### Data for the task:
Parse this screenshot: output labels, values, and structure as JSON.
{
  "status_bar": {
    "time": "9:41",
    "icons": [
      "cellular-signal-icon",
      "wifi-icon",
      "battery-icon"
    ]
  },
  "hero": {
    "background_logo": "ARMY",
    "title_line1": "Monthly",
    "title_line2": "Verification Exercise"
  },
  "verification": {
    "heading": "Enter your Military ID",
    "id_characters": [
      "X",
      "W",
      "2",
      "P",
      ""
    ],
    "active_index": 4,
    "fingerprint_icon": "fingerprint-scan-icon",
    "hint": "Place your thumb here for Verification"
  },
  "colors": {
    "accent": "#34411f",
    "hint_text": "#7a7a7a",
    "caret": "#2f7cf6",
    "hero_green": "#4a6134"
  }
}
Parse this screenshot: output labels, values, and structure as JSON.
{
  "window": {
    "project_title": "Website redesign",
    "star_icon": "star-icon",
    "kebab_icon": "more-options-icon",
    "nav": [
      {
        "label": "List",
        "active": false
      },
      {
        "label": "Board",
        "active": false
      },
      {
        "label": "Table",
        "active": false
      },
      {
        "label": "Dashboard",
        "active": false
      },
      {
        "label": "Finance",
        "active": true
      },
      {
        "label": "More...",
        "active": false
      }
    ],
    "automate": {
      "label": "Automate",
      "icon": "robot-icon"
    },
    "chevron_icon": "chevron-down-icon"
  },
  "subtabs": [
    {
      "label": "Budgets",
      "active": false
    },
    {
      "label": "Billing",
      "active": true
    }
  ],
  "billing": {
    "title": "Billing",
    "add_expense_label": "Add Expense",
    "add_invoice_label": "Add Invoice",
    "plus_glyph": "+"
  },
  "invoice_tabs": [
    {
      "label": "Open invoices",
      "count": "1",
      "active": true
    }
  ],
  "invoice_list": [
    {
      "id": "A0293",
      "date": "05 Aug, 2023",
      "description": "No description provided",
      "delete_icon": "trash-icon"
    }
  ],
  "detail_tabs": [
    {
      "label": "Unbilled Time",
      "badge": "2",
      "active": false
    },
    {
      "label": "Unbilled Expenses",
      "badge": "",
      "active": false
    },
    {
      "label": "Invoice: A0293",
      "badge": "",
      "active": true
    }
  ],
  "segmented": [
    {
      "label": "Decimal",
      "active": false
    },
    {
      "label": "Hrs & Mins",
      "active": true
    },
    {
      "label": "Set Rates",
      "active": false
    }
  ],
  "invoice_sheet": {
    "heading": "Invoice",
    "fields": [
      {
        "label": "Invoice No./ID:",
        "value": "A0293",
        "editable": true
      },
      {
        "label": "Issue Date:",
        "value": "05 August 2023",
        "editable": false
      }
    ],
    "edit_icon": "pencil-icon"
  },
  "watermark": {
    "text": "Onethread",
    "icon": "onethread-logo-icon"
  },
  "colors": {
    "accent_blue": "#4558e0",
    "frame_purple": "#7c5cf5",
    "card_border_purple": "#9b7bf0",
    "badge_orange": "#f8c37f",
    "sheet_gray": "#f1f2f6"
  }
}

### Goal:
Each line of the material should be echoed exactly.

### Result below:
Parse this screenshot: output labels, values, and structure as JSON.
{
  "status_bar": {
    "time": "9:41",
    "icons": [
      "cellular-signal-icon",
      "wifi-icon",
      "battery-icon"
    ]
  },
  "hero": {
    "background_logo": "ARMY",
    "title_line1": "Monthly",
    "title_line2": "Verification Exercise"
  },
  "verification": {
    "heading": "Enter your Military ID",
    "id_characters": [
      "X",
      "W",
      "2",
      "P",
      ""
    ],
    "active_index": 4,
    "fingerprint_icon": "fingerprint-scan-icon",
    "hint": "Place your thumb here for Verification"
  },
  "colors": {
    "accent": "#34411f",
    "hint_text": "#7a7a7a",
    "caret": "#2f7cf6",
    "hero_green": "#4a6134"
  }
}
Parse this screenshot: output labels, values, and structure as JSON.
{
  "window": {
    "project_title": "Website redesign",
    "star_icon": "star-icon",
    "kebab_icon": "more-options-icon",
    "nav": [
      {
        "label": "List",
        "active": false
      },
      {
        "label": "Board",
        "active": false
      },
      {
        "label": "Table",
        "active": false
      },
      {
        "label": "Dashboard",
        "active": false
      },
      {
        "label": "Finance",
        "active": true
      },
      {
        "label": "More...",
        "active": false
      }
    ],
    "automate": {
      "label": "Automate",
      "icon": "robot-icon"
    },
    "chevron_icon": "chevron-down-icon"
  },
  "subtabs": [
    {
      "label": "Budgets",
      "active": false
    },
    {
      "label": "Billing",
      "active": true
    }
  ],
  "billing": {
    "title": "Billing",
    "add_expense_label": "Add Expense",
    "add_invoice_label": "Add Invoice",
    "plus_glyph": "+"
  },
  "invoice_tabs": [
    {
      "label": "Open invoices",
      "count": "1",
      "active": true
    }
  ],
  "invoice_list": [
    {
      "id": "A0293",
      "date": "05 Aug, 2023",
      "description": "No description provided",
      "delete_icon": "trash-icon"
    }
  ],
  "detail_tabs": [
    {
      "label": "Unbilled Time",
      "badge": "2",
      "active": false
    },
    {
      "label": "Unbilled Expenses",
      "badge": "",
      "active": false
    },
    {
      "label": "Invoice: A0293",
      "badge": "",
      "active": true
    }
  ],
  "segmented": [
    {
      "label": "Decimal",
      "active": false
    },
    {
      "label": "Hrs & Mins",
      "active": true
    },
    {
      "label": "Set Rates",
      "active": false
    }
  ],
  "invoice_sheet": {
    "heading": "Invoice",
    "fields": [
      {
        "label": "Invoice No./ID:",
        "value": "A0293",
        "editable": true
      },
      {
        "label": "Issue Date:",
        "value": "05 August 2023",
        "editable": false
      }
    ],
    "edit_icon": "pencil-icon"
  },
  "watermark": {
    "text": "Onethread",
    "icon": "onethread-logo-icon"
  },
  "colors": {
    "accent_blue": "#4558e0",
    "frame_purple": "#7c5cf5",
    "card_border_purple": "#9b7bf0",
    "badge_orange": "#f8c37f",
    "sheet_gray": "#f1f2f6"
  }
}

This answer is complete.